**The request:** Pick out the lines containing "Private".

=== Materials provided ===

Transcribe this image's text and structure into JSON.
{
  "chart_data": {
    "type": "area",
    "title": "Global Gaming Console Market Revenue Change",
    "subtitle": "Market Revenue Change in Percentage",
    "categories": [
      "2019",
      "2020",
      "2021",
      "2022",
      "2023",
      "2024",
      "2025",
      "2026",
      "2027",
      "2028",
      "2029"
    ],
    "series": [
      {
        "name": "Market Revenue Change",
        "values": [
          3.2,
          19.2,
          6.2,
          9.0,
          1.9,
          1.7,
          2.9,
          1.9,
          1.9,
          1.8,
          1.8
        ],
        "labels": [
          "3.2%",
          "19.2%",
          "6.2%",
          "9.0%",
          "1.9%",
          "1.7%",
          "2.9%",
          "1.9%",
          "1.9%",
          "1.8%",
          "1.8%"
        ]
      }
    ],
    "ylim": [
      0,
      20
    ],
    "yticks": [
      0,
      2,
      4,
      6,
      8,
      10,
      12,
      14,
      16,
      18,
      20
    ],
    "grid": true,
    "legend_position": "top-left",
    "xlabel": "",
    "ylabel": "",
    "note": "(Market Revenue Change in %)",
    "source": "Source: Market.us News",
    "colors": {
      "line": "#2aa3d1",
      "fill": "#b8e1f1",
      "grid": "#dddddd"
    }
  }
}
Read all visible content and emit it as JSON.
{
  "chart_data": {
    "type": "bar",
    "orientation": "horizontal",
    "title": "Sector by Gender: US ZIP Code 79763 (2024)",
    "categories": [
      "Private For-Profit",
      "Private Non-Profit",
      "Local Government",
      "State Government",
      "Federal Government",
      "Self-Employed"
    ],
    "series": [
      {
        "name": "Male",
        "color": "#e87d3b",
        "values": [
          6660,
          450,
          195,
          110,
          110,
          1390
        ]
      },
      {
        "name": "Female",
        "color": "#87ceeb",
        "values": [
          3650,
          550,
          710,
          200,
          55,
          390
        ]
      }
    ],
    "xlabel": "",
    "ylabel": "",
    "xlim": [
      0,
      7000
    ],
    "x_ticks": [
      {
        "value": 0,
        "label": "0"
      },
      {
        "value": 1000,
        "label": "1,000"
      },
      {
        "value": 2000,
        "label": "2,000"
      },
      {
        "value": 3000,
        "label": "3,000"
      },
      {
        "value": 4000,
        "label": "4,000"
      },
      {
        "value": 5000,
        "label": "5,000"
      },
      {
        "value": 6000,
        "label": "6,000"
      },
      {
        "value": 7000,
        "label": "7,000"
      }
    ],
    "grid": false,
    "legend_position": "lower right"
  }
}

===

**Answer to this task:**
      "Private For-Profit",
      "Private Non-Profit",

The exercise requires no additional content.